PROVIDED DATA:
************
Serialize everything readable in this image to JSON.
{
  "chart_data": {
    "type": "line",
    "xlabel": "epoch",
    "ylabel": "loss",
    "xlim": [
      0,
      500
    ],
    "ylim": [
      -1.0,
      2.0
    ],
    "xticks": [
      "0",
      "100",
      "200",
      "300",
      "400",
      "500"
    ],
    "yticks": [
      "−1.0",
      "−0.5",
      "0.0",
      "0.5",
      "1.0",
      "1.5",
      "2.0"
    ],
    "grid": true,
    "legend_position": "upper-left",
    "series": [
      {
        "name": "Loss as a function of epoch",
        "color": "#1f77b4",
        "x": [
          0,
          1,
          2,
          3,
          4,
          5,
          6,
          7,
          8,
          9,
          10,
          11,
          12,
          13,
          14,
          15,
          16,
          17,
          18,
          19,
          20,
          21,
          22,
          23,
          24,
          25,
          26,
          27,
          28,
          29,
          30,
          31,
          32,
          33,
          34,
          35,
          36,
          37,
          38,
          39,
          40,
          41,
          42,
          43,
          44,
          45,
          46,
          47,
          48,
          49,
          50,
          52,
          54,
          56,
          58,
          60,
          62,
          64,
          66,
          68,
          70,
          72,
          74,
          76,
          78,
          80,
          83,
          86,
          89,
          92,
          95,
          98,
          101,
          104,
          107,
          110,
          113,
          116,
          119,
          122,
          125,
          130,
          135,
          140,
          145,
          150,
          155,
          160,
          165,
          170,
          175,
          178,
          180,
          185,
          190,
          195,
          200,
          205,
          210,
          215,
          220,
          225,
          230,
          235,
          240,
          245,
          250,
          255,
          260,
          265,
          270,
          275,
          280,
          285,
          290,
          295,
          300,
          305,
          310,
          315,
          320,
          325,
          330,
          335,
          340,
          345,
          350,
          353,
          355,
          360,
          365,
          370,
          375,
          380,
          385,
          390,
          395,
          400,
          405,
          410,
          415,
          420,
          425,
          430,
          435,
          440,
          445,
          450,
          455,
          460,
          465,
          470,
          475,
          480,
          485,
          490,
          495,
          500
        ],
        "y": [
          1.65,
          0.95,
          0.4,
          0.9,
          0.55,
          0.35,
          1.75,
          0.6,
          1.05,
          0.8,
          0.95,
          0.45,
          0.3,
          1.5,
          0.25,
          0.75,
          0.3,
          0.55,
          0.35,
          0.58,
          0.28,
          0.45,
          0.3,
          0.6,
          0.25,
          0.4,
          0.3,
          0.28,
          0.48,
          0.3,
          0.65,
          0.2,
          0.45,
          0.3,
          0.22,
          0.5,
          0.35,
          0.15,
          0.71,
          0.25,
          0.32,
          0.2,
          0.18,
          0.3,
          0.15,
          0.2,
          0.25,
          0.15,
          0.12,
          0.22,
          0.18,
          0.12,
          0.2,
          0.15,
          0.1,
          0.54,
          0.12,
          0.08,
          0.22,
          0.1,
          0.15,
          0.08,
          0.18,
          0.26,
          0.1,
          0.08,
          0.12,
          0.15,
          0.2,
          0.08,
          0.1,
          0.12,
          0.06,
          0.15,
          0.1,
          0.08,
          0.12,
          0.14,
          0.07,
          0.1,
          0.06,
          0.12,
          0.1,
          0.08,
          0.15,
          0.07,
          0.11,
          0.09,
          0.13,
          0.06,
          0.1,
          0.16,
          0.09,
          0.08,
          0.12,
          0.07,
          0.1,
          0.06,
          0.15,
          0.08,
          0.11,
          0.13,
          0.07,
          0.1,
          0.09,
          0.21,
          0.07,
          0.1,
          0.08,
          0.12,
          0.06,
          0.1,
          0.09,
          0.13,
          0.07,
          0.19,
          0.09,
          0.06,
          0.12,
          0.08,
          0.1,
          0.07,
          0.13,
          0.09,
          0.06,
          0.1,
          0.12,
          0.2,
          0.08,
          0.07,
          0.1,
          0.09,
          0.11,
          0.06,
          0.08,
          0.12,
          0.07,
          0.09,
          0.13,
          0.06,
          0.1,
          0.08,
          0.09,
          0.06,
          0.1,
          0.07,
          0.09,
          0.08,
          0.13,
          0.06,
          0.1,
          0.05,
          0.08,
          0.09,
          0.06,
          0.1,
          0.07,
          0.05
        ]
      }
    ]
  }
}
************
EXERCISE OBJECTIVE: Identify and copy the lines holding the word "epoch".

RESPONSE FOR THIS EXERCISE:
    "xlabel": "epoch",
        "name": "Loss as a function of epoch",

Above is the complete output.